PROBLEM DETAILS: Set out each line from the following listing that includes the word "Output".

++++++++++

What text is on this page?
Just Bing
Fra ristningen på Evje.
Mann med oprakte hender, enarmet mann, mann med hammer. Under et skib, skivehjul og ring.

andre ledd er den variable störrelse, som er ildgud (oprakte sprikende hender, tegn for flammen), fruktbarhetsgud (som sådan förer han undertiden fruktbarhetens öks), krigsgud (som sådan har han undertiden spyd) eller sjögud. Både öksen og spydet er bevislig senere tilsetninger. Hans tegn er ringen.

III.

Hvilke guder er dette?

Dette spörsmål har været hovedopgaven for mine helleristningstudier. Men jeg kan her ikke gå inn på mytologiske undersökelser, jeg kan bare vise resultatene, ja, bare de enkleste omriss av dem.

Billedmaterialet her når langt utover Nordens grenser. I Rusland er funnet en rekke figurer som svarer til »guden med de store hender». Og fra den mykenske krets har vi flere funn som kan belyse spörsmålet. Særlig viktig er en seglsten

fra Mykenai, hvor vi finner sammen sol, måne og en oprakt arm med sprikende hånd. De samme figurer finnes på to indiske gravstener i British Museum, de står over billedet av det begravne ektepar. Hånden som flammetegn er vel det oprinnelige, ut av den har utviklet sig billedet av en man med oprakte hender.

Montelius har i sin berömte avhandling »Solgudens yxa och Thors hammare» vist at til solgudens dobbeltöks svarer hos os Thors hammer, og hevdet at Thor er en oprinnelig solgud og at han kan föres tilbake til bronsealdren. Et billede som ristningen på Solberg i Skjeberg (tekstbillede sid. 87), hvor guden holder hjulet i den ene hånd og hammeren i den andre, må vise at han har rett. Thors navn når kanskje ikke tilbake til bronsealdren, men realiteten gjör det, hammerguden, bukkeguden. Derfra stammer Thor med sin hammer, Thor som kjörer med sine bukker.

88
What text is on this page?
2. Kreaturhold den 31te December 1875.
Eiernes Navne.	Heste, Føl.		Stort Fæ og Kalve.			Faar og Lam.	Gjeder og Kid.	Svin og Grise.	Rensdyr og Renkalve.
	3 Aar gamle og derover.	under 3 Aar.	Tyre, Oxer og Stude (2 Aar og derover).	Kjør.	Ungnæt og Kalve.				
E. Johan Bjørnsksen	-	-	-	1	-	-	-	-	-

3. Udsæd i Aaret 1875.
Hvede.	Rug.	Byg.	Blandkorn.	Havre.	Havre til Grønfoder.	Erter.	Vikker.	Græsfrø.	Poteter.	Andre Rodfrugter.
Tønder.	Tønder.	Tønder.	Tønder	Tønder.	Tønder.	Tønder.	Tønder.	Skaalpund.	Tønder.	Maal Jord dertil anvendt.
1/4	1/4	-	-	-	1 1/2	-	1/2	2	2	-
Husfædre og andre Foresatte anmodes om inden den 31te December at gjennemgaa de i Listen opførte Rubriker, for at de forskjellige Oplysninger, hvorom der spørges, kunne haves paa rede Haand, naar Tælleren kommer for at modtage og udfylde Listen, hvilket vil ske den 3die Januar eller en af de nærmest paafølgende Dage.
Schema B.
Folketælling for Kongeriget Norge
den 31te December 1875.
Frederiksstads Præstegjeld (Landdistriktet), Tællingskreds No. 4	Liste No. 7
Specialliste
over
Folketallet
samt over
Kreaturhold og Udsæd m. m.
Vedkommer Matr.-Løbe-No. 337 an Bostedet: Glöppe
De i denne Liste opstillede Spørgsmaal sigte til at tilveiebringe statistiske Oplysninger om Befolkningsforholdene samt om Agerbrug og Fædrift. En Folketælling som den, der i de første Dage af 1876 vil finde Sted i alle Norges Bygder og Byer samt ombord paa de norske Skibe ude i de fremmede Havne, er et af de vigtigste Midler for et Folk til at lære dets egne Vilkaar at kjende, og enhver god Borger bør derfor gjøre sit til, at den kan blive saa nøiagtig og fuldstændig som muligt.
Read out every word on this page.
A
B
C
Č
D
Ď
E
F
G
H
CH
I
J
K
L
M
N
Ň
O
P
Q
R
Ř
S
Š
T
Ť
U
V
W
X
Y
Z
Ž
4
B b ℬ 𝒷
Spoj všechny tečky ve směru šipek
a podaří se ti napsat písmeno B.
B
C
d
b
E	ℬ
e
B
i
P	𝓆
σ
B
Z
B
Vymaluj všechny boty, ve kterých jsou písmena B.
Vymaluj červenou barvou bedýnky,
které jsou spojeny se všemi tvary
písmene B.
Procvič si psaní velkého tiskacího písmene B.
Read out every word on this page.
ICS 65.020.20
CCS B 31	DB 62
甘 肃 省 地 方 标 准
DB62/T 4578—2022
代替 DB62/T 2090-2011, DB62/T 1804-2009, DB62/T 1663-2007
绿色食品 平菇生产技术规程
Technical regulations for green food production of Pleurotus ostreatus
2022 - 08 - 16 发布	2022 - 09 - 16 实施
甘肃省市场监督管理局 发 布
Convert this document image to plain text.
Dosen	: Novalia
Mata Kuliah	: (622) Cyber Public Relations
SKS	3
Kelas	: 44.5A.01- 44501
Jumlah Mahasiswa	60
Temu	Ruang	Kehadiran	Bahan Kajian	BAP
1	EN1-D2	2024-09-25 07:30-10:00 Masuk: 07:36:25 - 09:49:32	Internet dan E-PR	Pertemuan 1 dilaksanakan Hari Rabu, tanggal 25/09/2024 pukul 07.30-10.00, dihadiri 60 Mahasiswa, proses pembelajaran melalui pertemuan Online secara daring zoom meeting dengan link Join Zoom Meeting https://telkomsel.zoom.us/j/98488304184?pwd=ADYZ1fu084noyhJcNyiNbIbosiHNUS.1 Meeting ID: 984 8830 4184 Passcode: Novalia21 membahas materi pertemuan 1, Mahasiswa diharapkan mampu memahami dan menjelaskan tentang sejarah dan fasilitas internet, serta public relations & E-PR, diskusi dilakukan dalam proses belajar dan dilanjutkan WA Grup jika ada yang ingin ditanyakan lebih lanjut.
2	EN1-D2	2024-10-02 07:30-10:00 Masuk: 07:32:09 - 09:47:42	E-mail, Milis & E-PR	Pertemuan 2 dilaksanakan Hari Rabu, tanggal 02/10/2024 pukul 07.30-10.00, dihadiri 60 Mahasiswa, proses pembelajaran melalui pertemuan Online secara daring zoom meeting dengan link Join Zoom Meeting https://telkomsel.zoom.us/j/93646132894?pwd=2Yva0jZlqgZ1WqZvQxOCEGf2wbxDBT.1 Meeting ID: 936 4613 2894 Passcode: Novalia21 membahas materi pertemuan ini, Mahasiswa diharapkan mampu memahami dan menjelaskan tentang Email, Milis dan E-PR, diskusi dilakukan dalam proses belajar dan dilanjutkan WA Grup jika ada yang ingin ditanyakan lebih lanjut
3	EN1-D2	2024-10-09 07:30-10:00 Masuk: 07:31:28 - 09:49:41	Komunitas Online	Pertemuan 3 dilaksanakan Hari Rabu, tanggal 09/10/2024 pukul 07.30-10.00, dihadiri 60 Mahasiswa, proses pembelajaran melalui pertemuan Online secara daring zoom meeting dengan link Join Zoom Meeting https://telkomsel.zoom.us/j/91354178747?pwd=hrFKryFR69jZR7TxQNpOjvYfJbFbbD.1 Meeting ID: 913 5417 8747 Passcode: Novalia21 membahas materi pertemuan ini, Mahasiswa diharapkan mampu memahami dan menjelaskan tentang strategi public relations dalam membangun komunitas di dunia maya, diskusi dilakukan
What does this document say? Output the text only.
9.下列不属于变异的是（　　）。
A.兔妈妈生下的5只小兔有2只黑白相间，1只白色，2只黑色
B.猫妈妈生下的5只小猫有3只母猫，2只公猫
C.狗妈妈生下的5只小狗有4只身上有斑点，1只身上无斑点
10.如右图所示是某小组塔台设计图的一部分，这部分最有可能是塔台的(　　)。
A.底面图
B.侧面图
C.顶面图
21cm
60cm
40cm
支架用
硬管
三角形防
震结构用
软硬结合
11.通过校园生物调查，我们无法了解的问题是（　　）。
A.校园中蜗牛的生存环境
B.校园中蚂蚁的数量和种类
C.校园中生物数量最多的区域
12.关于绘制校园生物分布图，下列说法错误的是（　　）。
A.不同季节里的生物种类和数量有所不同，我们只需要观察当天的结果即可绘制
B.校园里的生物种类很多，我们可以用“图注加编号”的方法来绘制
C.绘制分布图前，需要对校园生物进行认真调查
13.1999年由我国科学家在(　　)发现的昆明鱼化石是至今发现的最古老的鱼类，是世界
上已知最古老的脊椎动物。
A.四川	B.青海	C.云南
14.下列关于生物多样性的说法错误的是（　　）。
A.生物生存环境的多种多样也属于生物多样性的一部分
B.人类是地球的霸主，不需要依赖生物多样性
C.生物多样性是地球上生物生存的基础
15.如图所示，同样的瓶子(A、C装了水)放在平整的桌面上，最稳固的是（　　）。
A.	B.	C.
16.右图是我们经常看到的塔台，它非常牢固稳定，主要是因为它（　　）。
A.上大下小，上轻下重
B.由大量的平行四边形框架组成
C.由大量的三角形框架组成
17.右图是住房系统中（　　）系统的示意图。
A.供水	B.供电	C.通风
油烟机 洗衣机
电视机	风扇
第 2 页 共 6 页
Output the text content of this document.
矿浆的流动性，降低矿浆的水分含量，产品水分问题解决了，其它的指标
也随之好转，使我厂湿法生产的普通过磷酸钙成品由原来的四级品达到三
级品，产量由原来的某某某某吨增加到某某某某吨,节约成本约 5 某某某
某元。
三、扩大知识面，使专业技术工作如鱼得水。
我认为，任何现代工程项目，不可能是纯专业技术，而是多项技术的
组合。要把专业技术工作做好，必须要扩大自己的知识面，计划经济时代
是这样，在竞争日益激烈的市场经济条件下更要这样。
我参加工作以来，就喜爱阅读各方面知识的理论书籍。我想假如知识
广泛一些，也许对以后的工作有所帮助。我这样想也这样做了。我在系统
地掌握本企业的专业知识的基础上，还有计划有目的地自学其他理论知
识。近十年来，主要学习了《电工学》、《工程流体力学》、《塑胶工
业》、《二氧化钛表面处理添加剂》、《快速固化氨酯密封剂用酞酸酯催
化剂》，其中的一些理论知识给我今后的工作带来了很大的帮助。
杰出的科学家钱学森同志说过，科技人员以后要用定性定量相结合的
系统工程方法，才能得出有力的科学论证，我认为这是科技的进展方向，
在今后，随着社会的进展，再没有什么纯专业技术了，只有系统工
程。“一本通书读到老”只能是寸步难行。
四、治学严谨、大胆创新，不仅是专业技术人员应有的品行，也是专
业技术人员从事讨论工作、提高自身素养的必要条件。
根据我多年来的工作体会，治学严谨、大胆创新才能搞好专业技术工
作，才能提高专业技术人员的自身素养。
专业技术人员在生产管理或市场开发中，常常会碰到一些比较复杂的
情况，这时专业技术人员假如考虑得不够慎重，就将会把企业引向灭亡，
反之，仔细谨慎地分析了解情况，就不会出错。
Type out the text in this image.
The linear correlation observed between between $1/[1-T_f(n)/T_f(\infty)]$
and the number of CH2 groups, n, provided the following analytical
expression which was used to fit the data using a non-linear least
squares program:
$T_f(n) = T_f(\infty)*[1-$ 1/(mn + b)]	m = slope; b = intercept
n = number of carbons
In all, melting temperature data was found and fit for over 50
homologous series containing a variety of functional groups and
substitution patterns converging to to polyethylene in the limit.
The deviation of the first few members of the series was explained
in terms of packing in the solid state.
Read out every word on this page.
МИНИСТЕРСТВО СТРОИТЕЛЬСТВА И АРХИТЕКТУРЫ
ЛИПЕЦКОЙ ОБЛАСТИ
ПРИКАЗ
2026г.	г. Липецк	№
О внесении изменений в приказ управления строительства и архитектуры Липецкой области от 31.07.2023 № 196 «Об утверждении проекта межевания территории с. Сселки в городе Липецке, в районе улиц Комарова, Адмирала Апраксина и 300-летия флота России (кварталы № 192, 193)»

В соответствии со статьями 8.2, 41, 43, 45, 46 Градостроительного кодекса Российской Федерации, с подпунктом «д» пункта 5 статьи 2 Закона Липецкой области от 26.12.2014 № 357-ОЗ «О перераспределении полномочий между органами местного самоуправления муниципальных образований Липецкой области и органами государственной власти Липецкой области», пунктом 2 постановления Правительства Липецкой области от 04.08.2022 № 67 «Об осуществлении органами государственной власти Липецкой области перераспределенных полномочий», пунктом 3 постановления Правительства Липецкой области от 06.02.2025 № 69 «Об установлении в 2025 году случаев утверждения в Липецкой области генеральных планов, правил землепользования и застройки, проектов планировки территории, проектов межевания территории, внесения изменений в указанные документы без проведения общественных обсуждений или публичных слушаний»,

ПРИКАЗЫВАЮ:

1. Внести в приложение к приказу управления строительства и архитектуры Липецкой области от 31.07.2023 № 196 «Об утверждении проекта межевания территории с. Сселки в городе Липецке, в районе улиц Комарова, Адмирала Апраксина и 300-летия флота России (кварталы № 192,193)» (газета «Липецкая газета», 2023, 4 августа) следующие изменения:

++++++++++

SOLUTION TO THIS TASK:
What does this document say? Output the text only.
Output the text content of this document.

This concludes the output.